▶ [PROBLEM DESCRIPTION]:
Output the material exactly, but drop every image it holds.

▶ [THE RECORDS]:
◆ ◆ ◆ ◆ ◆

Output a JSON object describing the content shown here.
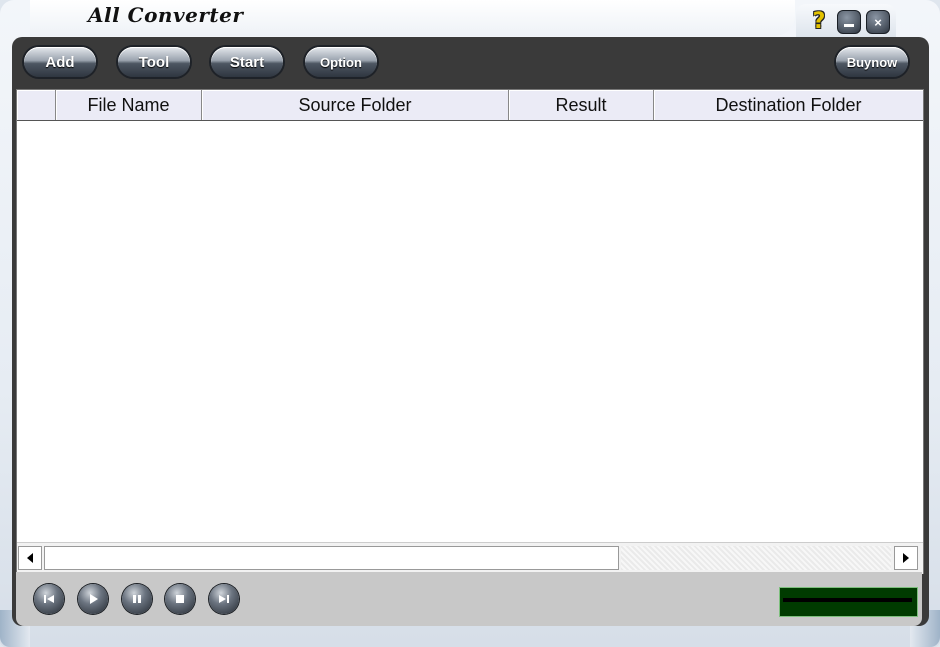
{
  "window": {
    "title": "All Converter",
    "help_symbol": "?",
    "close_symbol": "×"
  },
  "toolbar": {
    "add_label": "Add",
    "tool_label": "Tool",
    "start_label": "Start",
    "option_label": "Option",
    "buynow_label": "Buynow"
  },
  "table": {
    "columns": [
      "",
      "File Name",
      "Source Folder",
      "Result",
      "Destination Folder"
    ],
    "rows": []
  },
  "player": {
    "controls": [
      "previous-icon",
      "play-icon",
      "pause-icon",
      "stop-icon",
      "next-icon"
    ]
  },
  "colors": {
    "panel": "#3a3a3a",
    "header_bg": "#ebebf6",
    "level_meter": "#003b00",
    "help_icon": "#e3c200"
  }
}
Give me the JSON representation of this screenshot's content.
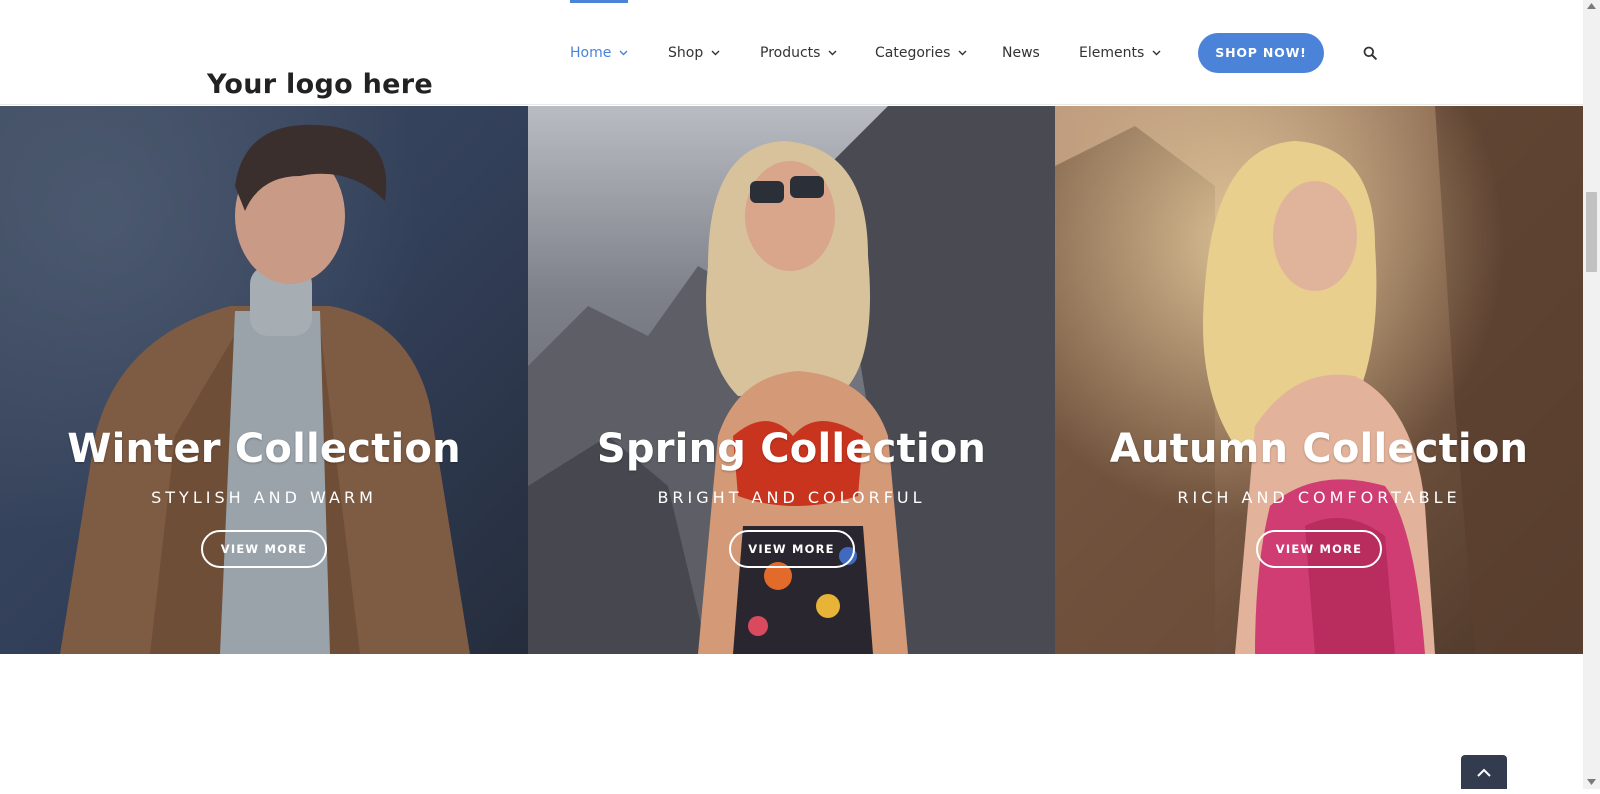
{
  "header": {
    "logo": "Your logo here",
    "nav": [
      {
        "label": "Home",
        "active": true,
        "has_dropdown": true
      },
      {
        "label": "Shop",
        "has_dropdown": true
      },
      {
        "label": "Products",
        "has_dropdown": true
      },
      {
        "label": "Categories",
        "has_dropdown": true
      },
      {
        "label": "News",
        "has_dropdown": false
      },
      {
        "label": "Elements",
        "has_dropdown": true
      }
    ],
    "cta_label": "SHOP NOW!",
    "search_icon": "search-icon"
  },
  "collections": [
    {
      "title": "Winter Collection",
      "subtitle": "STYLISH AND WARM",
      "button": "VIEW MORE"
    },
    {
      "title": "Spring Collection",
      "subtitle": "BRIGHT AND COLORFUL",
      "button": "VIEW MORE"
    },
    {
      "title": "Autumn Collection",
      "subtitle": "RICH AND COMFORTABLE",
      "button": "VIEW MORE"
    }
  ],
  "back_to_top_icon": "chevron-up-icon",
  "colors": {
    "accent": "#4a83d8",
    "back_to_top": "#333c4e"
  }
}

◆ ◆ ◆ ◆ ◆

▶ [COMPLETE RESPONSE]:
Output a JSON object describing the content shown here.
{
  "window": {
    "title": "All Converter",
    "help_symbol": "?",
    "close_symbol": "×"
  },
  "toolbar": {
    "add_label": "Add",
    "tool_label": "Tool",
    "start_label": "Start",
    "option_label": "Option",
    "buynow_label": "Buynow"
  },
  "table": {
    "columns": [
      "",
      "File Name",
      "Source Folder",
      "Result",
      "Destination Folder"
    ],
    "rows": []
  },
  "player": {
    "controls": [
      "previous-icon",
      "play-icon",
      "pause-icon",
      "stop-icon",
      "next-icon"
    ]
  },
  "colors": {
    "panel": "#3a3a3a",
    "header_bg": "#ebebf6",
    "level_meter": "#003b00",
    "help_icon": "#e3c200"
  }
}
Give me the JSON representation of this screenshot's content.
{
  "header": {
    "logo": "Your logo here",
    "nav": [
      {
        "label": "Home",
        "active": true,
        "has_dropdown": true
      },
      {
        "label": "Shop",
        "has_dropdown": true
      },
      {
        "label": "Products",
        "has_dropdown": true
      },
      {
        "label": "Categories",
        "has_dropdown": true
      },
      {
        "label": "News",
        "has_dropdown": false
      },
      {
        "label": "Elements",
        "has_dropdown": true
      }
    ],
    "cta_label": "SHOP NOW!",
    "search_icon": "search-icon"
  },
  "collections": [
    {
      "title": "Winter Collection",
      "subtitle": "STYLISH AND WARM",
      "button": "VIEW MORE"
    },
    {
      "title": "Spring Collection",
      "subtitle": "BRIGHT AND COLORFUL",
      "button": "VIEW MORE"
    },
    {
      "title": "Autumn Collection",
      "subtitle": "RICH AND COMFORTABLE",
      "button": "VIEW MORE"
    }
  ],
  "back_to_top_icon": "chevron-up-icon",
  "colors": {
    "accent": "#4a83d8",
    "back_to_top": "#333c4e"
  }
}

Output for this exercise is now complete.